### [Task to carry out]
Please pick out every line in the rows below that contains the string "list" and copy each of those lines. Matches must have the same case.

### [Task inputs]
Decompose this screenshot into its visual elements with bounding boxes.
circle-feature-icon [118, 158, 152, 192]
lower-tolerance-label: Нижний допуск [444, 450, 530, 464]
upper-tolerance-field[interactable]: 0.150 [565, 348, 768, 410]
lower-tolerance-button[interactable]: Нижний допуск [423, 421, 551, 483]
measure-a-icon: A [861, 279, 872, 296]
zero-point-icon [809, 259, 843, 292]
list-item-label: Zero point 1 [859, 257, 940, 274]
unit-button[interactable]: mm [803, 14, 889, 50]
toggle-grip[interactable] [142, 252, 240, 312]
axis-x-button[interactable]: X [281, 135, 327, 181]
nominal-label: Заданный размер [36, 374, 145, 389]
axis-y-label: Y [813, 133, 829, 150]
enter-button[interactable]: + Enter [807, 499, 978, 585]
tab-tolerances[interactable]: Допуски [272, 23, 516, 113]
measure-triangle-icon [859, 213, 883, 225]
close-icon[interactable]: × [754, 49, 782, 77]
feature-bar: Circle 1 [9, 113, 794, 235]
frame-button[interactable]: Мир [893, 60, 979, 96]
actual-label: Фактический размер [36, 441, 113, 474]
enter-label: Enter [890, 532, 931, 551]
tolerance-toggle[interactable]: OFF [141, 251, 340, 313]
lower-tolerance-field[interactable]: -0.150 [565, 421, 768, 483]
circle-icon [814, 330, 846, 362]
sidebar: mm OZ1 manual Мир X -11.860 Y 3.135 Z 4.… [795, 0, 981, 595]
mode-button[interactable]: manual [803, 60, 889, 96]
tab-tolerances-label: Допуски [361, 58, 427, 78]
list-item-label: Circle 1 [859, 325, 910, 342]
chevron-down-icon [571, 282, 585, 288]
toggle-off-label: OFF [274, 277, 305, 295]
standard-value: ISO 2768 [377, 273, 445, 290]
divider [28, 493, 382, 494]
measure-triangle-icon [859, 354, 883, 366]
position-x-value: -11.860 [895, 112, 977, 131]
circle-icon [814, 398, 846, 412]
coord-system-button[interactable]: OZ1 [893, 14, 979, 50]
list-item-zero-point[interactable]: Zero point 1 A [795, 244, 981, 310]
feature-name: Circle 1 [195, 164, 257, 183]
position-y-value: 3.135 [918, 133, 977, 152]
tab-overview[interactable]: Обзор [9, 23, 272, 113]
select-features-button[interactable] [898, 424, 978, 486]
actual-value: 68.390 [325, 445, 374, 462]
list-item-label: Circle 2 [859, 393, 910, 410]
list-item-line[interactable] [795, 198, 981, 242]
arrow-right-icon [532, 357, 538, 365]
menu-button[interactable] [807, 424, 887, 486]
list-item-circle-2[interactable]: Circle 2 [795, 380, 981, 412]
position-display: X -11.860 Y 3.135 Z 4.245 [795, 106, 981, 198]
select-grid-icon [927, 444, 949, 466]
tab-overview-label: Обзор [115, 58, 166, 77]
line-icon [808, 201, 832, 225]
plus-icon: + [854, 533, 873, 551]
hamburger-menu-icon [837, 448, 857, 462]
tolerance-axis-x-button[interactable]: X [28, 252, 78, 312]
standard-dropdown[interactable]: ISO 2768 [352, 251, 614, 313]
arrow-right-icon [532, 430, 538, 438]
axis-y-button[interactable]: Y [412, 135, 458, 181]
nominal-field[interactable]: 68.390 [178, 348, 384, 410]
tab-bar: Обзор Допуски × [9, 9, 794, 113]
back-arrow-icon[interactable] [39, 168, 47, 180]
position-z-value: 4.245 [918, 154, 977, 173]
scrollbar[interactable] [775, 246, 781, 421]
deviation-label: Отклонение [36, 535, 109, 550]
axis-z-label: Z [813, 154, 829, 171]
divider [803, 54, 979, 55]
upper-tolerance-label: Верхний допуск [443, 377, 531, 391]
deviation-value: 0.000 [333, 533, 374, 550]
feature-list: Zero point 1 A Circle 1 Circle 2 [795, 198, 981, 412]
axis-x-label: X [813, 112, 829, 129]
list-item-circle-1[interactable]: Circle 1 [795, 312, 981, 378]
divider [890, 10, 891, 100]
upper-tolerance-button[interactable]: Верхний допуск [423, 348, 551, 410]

### [Completed exercise]
list-item-label: Zero point 1 [859, 257, 940, 274]
list-item-label: Circle 1 [859, 325, 910, 342]
list-item-zero-point[interactable]: Zero point 1 A [795, 244, 981, 310]
list-item-label: Circle 2 [859, 393, 910, 410]
list-item-line[interactable] [795, 198, 981, 242]
list-item-circle-2[interactable]: Circle 2 [795, 380, 981, 412]
feature-list: Zero point 1 A Circle 1 Circle 2 [795, 198, 981, 412]
list-item-circle-1[interactable]: Circle 1 [795, 312, 981, 378]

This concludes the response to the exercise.